■ Your goal: Write the data below out exactly as it stands. Do not include the pictures.

■ Data records:
————————

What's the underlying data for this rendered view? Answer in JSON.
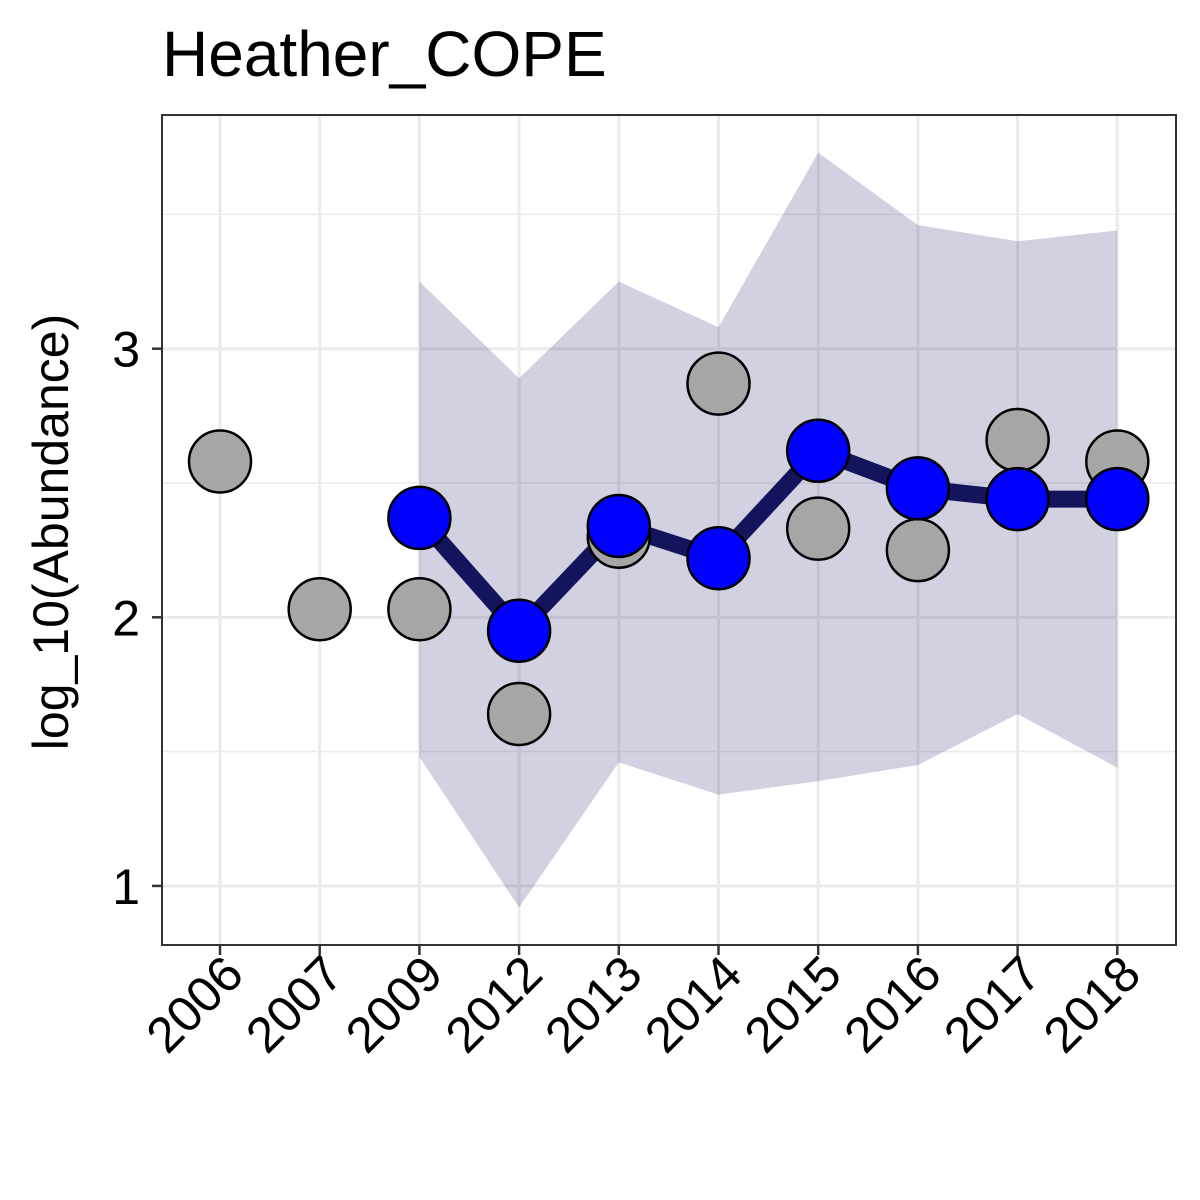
{
  "chart_data": {
    "type": "line",
    "title": "Heather_COPE",
    "xlabel": "",
    "ylabel": "log_10(Abundance)",
    "categories": [
      "2006",
      "2007",
      "2009",
      "2012",
      "2013",
      "2014",
      "2015",
      "2016",
      "2017",
      "2018"
    ],
    "ylim": [
      0.78,
      3.87
    ],
    "yticks": [
      1,
      2,
      3
    ],
    "grid": true,
    "legend": "none",
    "series": [
      {
        "kind": "observed-points",
        "color": "#a6a6a6",
        "values": [
          2.58,
          2.03,
          2.03,
          1.64,
          2.3,
          2.87,
          2.33,
          2.25,
          2.66,
          2.58
        ]
      },
      {
        "kind": "fitted-line",
        "color": "#0000ff",
        "line_color": "#14145c",
        "values": [
          null,
          null,
          2.37,
          1.95,
          2.34,
          2.22,
          2.62,
          2.48,
          2.44,
          2.44
        ]
      },
      {
        "kind": "interval-band",
        "color": "#d0d0e1",
        "lower": [
          null,
          null,
          1.48,
          0.92,
          1.46,
          1.34,
          1.39,
          1.45,
          1.64,
          1.44
        ],
        "upper": [
          null,
          null,
          3.25,
          2.89,
          3.25,
          3.08,
          3.73,
          3.46,
          3.4,
          3.44
        ]
      }
    ]
  }
}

————————

■ Reply to the exercise:
What's the underlying data for this rendered view? Answer in JSON.
{
  "chart_data": {
    "type": "line",
    "title": "Heather_COPE",
    "xlabel": "",
    "ylabel": "log_10(Abundance)",
    "categories": [
      "2006",
      "2007",
      "2009",
      "2012",
      "2013",
      "2014",
      "2015",
      "2016",
      "2017",
      "2018"
    ],
    "ylim": [
      0.78,
      3.87
    ],
    "yticks": [
      1,
      2,
      3
    ],
    "grid": true,
    "legend": "none",
    "series": [
      {
        "kind": "observed-points",
        "color": "#a6a6a6",
        "values": [
          2.58,
          2.03,
          2.03,
          1.64,
          2.3,
          2.87,
          2.33,
          2.25,
          2.66,
          2.58
        ]
      },
      {
        "kind": "fitted-line",
        "color": "#0000ff",
        "line_color": "#14145c",
        "values": [
          null,
          null,
          2.37,
          1.95,
          2.34,
          2.22,
          2.62,
          2.48,
          2.44,
          2.44
        ]
      },
      {
        "kind": "interval-band",
        "color": "#d0d0e1",
        "lower": [
          null,
          null,
          1.48,
          0.92,
          1.46,
          1.34,
          1.39,
          1.45,
          1.64,
          1.44
        ],
        "upper": [
          null,
          null,
          3.25,
          2.89,
          3.25,
          3.08,
          3.73,
          3.46,
          3.4,
          3.44
        ]
      }
    ]
  }
}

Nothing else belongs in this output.